:: TEXT SECTION ::

- Born: 1915 Amarillo, Texas
- Died: 1990 Santa Barbara, California
- Other name: Evelyn Kennedy Myers
- Occupation: Music editor
- Years active: 1955–1981
- Musical career
- Instruments: Piano; accordion;

= Evelyn Kennedy =

American music editor (1915–1990)

Evelyn Frances Kennedy Myers (1915 – 1990) was a music editor for the Walt Disney Company, where she contributed to over 100 movies, including Lady and the Tramp (1955), Sleeping Beauty (1959), Mary Poppins (1964), and The Jungle Book (1967).

==Biography==
===Early life===
Evelyn Kennedy was born in Amarillo, Texas to Mr. and Mrs. E.T. Kennedy and studied at the Amarillo School of Music. There, she became a pupil of Lila Austin, who had studied under E. Robert Schmitz and Joseph Lhevine. On July 12, 1936, Kennedy married Austen Myers.

:::
:: MATERIAL SHOWN ::

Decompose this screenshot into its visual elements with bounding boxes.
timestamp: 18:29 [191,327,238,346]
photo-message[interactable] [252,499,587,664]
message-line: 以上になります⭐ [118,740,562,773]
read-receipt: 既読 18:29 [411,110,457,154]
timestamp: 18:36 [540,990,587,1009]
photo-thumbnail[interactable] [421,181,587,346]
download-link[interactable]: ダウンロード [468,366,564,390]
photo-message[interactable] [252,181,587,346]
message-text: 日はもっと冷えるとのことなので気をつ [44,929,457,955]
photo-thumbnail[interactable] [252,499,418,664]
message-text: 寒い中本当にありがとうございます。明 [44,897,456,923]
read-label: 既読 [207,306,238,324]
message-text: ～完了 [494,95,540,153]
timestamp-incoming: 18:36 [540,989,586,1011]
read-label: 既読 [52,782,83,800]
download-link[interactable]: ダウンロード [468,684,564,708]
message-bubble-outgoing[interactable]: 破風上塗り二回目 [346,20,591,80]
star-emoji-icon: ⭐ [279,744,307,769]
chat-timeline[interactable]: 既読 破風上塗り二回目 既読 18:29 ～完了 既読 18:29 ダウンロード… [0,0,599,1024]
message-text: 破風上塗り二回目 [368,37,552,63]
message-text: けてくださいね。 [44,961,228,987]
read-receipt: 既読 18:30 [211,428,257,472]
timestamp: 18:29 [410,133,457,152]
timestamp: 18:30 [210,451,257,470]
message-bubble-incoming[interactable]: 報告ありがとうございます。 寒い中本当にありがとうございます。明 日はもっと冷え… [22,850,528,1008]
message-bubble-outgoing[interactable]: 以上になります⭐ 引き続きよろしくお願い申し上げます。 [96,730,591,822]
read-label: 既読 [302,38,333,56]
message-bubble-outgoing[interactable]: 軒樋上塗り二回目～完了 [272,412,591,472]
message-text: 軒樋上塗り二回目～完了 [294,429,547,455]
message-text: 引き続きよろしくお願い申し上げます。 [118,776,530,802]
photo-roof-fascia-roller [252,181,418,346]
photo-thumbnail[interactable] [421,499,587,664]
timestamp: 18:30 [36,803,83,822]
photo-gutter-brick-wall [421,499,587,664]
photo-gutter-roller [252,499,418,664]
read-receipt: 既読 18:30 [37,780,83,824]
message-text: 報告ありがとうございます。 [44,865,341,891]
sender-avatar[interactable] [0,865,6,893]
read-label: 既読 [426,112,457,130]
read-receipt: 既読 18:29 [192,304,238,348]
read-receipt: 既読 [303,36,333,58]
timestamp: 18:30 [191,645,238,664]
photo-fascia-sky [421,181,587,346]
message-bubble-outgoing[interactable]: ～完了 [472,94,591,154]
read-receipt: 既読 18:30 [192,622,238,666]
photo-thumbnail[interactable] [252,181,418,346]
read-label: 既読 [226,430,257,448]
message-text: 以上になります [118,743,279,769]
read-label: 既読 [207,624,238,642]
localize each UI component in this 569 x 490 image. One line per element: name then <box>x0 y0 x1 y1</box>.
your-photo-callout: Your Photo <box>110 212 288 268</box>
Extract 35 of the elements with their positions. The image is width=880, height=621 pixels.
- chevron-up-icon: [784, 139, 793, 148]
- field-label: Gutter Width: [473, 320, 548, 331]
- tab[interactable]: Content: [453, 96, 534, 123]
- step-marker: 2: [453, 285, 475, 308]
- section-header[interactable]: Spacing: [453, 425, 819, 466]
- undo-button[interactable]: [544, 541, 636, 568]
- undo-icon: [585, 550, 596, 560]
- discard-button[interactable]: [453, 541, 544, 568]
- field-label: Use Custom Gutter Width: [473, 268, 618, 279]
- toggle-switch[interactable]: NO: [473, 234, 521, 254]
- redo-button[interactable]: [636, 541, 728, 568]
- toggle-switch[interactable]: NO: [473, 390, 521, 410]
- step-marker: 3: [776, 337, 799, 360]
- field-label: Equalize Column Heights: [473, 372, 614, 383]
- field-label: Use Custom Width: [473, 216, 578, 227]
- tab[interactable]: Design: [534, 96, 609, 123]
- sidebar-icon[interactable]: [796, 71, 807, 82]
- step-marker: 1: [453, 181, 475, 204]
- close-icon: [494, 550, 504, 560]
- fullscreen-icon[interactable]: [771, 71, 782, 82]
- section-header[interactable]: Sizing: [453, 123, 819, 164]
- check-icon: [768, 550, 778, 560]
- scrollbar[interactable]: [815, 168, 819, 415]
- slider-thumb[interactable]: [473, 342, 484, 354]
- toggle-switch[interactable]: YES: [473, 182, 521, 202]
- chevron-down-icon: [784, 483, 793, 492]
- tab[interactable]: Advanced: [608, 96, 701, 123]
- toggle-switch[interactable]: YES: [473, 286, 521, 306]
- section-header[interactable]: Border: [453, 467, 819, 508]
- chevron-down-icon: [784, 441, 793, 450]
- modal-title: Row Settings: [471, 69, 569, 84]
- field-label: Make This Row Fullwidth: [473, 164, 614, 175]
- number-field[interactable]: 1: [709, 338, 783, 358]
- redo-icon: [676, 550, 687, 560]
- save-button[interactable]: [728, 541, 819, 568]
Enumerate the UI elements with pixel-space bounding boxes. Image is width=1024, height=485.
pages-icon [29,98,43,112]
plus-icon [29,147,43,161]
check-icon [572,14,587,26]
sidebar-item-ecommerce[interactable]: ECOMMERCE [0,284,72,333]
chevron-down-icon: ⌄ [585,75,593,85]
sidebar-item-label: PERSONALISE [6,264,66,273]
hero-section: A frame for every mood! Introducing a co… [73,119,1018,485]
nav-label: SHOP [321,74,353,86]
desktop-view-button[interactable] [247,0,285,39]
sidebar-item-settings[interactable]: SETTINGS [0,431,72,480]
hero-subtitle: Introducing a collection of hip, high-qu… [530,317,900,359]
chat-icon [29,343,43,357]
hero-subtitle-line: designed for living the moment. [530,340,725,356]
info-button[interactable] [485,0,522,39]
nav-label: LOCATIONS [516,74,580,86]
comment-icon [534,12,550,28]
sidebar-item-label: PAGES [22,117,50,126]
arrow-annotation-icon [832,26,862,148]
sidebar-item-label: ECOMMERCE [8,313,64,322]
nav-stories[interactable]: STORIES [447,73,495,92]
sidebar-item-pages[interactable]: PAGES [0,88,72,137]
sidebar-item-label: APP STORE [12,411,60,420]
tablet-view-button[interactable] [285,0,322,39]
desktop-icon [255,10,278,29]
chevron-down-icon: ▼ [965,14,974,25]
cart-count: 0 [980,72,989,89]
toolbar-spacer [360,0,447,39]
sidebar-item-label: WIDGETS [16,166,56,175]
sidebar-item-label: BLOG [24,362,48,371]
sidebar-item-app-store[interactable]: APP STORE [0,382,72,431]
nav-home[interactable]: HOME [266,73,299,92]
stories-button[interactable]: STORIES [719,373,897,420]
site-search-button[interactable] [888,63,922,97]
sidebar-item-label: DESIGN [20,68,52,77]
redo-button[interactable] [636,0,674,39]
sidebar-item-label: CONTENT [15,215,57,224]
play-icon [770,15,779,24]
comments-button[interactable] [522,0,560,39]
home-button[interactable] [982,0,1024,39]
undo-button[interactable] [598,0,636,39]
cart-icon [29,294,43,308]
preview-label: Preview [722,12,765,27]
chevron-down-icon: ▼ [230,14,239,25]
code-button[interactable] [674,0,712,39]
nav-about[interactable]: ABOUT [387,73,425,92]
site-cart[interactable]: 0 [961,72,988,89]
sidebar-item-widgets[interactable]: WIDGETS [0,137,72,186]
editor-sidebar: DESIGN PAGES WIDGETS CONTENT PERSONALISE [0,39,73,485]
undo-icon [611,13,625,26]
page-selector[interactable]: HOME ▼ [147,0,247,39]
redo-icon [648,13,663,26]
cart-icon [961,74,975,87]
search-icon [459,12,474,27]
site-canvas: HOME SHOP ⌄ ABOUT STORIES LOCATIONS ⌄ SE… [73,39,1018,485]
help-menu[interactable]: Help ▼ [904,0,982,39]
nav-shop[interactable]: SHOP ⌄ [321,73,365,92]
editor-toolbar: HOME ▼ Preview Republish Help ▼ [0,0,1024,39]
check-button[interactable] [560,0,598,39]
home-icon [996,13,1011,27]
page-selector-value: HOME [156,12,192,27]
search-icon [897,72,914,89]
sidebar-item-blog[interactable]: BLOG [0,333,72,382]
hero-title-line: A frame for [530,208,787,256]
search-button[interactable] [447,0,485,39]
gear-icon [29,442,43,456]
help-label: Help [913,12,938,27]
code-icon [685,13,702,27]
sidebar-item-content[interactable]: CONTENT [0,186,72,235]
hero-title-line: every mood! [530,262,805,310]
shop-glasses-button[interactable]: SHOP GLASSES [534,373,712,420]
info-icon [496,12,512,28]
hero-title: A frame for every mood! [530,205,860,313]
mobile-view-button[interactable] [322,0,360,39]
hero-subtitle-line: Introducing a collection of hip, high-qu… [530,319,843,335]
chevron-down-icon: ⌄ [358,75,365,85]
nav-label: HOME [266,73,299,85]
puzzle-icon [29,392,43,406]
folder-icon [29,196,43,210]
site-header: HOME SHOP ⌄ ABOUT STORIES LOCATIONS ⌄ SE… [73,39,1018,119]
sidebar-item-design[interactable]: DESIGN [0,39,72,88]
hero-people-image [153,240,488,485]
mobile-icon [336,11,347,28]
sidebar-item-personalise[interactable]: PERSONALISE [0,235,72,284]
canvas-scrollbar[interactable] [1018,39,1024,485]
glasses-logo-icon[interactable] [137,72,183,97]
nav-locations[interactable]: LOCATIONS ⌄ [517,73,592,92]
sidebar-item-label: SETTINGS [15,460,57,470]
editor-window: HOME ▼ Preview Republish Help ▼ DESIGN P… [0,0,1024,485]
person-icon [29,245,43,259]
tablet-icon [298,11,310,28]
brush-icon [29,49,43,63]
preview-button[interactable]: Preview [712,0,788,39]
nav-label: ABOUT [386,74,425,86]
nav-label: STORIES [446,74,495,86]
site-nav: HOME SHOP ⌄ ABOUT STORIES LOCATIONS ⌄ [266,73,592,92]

:::

• [TO BE DONE]
a) Answer these questions from the Evelyn Kennedy biography:
(i) Which instruments are listed for Kennedy?
(ii) Who was Kennedy's teacher at the Amarillo School of Music?
(iii) On what date did Kennedy marry Austen Myers?
b) Write the next part of the Evelyn Kennedy biography, continuing from the end of the text.

• [OUTPUTS IN ORDER]
a)
(i) Piano and accordion.
(ii) Lila Austin.
(iii) July 12, 1936.

b)
Kennedy was an accomplished pianist and accordionist, and began teaching at her alma mater. Kennedy held recitals for her students performing keys on stage. During World War II, Kennedy joined the United States Navy and was hired to be a stenographer typist for Walt Disney Productions, where they were commissioned to provide wartime propaganda.

===Career at Disney===
Because of World War II, the gender shift in the workforce had changed with women taking a larger role in the workplace. Breaking into the film industry, which was heavily male dominated, was difficult; however, Kennedy's skill solidified her position. She was hired by Walt Disney Productions in 1954, with her first film being Lady and the Tramp (1955). The film earned an estimated $6.5 million in distributor rentals within the United States and Canada. Over the next three decades, Kennedy collaborated with several musical composers, editing and compiling recorded dialogue, sound effects, and instrumental score music to match every visual cue for over 100 films.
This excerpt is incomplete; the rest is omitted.